Given instruction – How many lines of the data include the string "count"? State the number and nothing else.

━━━ Material provided

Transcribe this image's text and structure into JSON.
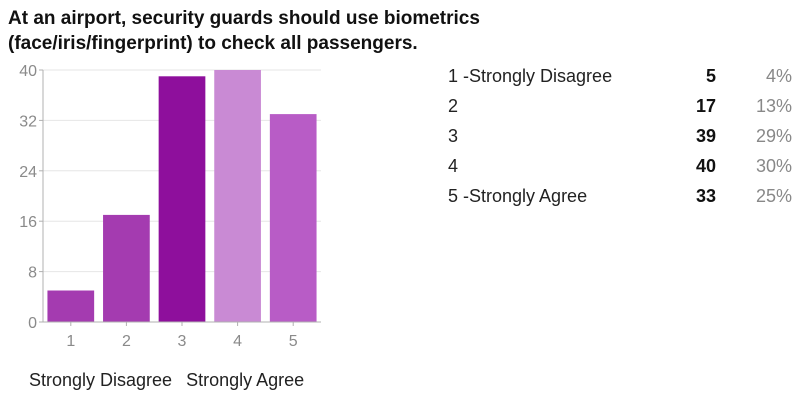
{
  "title": "At an airport, security guards should use biometrics (face/iris/fingerprint) to check all passengers.",
  "chart_data": {
    "type": "bar",
    "categories": [
      "1",
      "2",
      "3",
      "4",
      "5"
    ],
    "values": [
      5,
      17,
      39,
      40,
      33
    ],
    "yticks": [
      "0",
      "8",
      "16",
      "24",
      "32",
      "40"
    ],
    "ylim": [
      0,
      40
    ],
    "colors": [
      "#a43bb0",
      "#a43bb0",
      "#8e0f9c",
      "#c98ad4",
      "#b85cc6"
    ],
    "axis_end_labels": [
      "Strongly Disagree",
      "Strongly Agree"
    ]
  },
  "table": {
    "rows": [
      {
        "label": "1 -Strongly Disagree",
        "count": "5",
        "percent": "4%"
      },
      {
        "label": "2",
        "count": "17",
        "percent": "13%"
      },
      {
        "label": "3",
        "count": "39",
        "percent": "29%"
      },
      {
        "label": "4",
        "count": "40",
        "percent": "30%"
      },
      {
        "label": "5 -Strongly Agree",
        "count": "33",
        "percent": "25%"
      }
    ]
  }
}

━━━━━━

Written reply – 5